TASK TO CARRY OUT:
Please format the rows as a JSON list of strings, one string per line, starting with the first line and going on through the line that contains "agent-dot [315,309,327,321]", both ends included. Leave out any blank lines.

-- DATA EXCERPTS start --

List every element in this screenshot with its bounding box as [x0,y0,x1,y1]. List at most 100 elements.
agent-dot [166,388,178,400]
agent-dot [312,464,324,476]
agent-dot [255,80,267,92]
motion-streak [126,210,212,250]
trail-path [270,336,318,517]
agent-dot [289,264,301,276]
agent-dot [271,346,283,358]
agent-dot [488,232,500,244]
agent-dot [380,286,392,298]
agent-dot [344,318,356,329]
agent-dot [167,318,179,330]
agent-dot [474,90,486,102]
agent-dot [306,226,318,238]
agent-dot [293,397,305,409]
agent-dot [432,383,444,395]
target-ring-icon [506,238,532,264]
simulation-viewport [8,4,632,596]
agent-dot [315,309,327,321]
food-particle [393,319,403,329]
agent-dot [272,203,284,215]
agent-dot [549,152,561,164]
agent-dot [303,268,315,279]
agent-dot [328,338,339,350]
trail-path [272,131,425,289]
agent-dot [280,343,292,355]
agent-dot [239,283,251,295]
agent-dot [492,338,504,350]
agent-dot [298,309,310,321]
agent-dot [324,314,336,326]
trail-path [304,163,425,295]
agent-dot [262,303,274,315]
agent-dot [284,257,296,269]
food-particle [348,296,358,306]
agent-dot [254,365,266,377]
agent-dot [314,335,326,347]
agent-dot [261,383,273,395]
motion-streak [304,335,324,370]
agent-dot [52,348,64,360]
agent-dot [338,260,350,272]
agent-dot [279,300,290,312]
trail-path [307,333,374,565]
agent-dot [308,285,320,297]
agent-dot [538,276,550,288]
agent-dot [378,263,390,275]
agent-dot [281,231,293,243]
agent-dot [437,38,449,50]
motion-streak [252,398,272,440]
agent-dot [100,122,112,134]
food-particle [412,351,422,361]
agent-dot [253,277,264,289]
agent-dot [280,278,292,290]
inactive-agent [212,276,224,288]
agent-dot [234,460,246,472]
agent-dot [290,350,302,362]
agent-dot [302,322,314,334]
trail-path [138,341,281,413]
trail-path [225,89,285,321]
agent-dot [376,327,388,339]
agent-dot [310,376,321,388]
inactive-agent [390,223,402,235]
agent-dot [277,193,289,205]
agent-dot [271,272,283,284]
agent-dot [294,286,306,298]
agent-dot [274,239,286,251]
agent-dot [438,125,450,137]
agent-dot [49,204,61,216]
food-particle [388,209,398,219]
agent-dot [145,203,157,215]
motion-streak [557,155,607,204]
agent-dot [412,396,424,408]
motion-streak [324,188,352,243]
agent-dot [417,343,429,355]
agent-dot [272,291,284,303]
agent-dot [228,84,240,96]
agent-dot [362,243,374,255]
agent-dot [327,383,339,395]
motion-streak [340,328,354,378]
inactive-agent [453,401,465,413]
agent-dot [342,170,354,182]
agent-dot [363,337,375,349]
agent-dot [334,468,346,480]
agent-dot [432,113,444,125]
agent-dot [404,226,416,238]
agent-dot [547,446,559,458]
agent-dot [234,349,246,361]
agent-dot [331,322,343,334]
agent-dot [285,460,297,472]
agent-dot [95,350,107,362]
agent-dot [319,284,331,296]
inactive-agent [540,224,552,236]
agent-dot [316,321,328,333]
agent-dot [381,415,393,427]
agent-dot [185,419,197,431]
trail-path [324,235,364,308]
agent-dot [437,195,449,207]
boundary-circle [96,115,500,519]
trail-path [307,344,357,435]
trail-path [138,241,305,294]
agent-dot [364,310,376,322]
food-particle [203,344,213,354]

-- DATA EXCERPTS end --

FINISHED TASK:
[
  "List every element in this screenshot with its bounding box as [x0,y0,x1,y1]. List at most 100 elements.",
  "agent-dot [166,388,178,400]",
  "agent-dot [312,464,324,476]",
  "agent-dot [255,80,267,92]",
  "motion-streak [126,210,212,250]",
  "trail-path [270,336,318,517]",
  "agent-dot [289,264,301,276]",
  "agent-dot [271,346,283,358]",
  "agent-dot [488,232,500,244]",
  "agent-dot [380,286,392,298]",
  "agent-dot [344,318,356,329]",
  "agent-dot [167,318,179,330]",
  "agent-dot [474,90,486,102]",
  "agent-dot [306,226,318,238]",
  "agent-dot [293,397,305,409]",
  "agent-dot [432,383,444,395]",
  "target-ring-icon [506,238,532,264]",
  "simulation-viewport [8,4,632,596]",
  "agent-dot [315,309,327,321]"
]